** start of INFORMATION GIVEN **

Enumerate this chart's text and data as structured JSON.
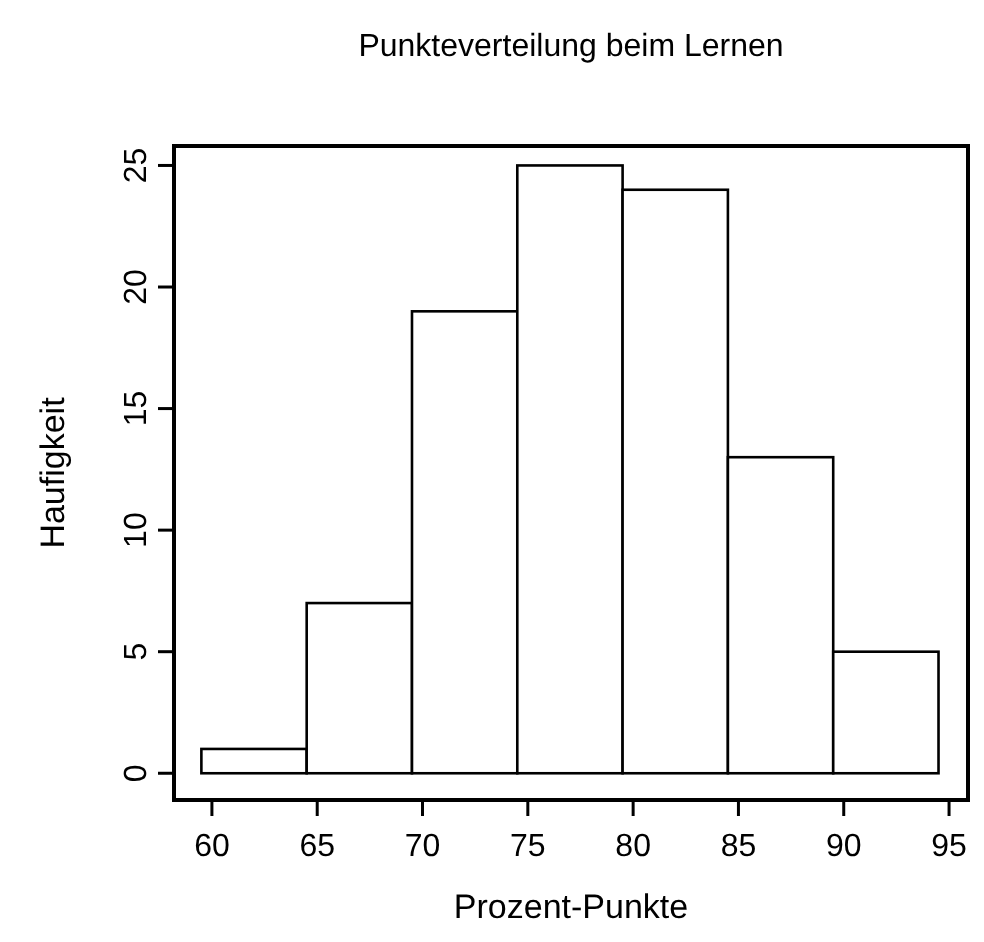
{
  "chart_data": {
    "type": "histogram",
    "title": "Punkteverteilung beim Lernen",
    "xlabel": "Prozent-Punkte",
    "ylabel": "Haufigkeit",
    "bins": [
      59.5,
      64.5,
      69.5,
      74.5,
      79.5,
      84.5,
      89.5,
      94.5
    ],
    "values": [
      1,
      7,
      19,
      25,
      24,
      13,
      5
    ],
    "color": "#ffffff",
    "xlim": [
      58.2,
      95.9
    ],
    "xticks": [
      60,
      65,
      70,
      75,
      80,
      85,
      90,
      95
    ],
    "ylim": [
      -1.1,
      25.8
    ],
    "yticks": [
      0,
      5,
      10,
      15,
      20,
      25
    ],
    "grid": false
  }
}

** end of INFORMATION GIVEN **

Quote the records above in full, dropping each picture.

* _TASK ANSWER_:
Enumerate this chart's text and data as structured JSON.
{
  "chart_data": {
    "type": "histogram",
    "title": "Punkteverteilung beim Lernen",
    "xlabel": "Prozent-Punkte",
    "ylabel": "Haufigkeit",
    "bins": [
      59.5,
      64.5,
      69.5,
      74.5,
      79.5,
      84.5,
      89.5,
      94.5
    ],
    "values": [
      1,
      7,
      19,
      25,
      24,
      13,
      5
    ],
    "color": "#ffffff",
    "xlim": [
      58.2,
      95.9
    ],
    "xticks": [
      60,
      65,
      70,
      75,
      80,
      85,
      90,
      95
    ],
    "ylim": [
      -1.1,
      25.8
    ],
    "yticks": [
      0,
      5,
      10,
      15,
      20,
      25
    ],
    "grid": false
  }
}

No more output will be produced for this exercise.